Exercise task:
Every line in the listing is to be echoed verbatim.

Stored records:

-------

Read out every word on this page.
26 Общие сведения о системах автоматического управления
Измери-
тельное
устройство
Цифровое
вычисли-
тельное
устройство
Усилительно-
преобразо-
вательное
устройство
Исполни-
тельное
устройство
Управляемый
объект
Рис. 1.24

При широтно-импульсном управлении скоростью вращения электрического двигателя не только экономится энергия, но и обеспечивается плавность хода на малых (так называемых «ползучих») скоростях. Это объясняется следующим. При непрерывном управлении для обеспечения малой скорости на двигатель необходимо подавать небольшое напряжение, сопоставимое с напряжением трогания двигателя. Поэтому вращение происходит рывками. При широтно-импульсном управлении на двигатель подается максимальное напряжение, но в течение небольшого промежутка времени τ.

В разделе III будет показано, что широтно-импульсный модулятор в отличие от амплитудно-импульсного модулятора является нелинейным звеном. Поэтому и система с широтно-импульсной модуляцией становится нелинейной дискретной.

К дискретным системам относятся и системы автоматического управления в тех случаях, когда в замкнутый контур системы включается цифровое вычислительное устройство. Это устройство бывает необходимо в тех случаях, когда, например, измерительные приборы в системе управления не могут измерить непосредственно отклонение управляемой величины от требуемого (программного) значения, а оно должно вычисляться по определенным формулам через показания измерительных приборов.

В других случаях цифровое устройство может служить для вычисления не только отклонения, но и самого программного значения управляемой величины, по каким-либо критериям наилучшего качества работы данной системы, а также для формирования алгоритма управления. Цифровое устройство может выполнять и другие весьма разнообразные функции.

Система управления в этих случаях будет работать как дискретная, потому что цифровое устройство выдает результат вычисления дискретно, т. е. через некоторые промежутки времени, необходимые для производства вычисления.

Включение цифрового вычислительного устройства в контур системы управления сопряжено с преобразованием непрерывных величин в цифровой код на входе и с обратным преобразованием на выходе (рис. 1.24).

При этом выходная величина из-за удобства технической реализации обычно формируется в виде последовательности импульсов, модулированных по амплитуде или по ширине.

-------

Complete answer:
Read out every word on this page.
26 Общие сведения о системах автоматического управления
Измери-
тельное
устройство
Цифровое
вычисли-
тельное
устройство
Усилительно-
преобразо-
вательное
устройство
Исполни-
тельное
устройство
Управляемый
объект
Рис. 1.24

При широтно-импульсном управлении скоростью вращения электрического двигателя не только экономится энергия, но и обеспечивается плавность хода на малых (так называемых «ползучих») скоростях. Это объясняется следующим. При непрерывном управлении для обеспечения малой скорости на двигатель необходимо подавать небольшое напряжение, сопоставимое с напряжением трогания двигателя. Поэтому вращение происходит рывками. При широтно-импульсном управлении на двигатель подается максимальное напряжение, но в течение небольшого промежутка времени τ.

В разделе III будет показано, что широтно-импульсный модулятор в отличие от амплитудно-импульсного модулятора является нелинейным звеном. Поэтому и система с широтно-импульсной модуляцией становится нелинейной дискретной.

К дискретным системам относятся и системы автоматического управления в тех случаях, когда в замкнутый контур системы включается цифровое вычислительное устройство. Это устройство бывает необходимо в тех случаях, когда, например, измерительные приборы в системе управления не могут измерить непосредственно отклонение управляемой величины от требуемого (программного) значения, а оно должно вычисляться по определенным формулам через показания измерительных приборов.

В других случаях цифровое устройство может служить для вычисления не только отклонения, но и самого программного значения управляемой величины, по каким-либо критериям наилучшего качества работы данной системы, а также для формирования алгоритма управления. Цифровое устройство может выполнять и другие весьма разнообразные функции.

Система управления в этих случаях будет работать как дискретная, потому что цифровое устройство выдает результат вычисления дискретно, т. е. через некоторые промежутки времени, необходимые для производства вычисления.

Включение цифрового вычислительного устройства в контур системы управления сопряжено с преобразованием непрерывных величин в цифровой код на входе и с обратным преобразованием на выходе (рис. 1.24).

При этом выходная величина из-за удобства технической реализации обычно формируется в виде последовательности импульсов, модулированных по амплитуде или по ширине.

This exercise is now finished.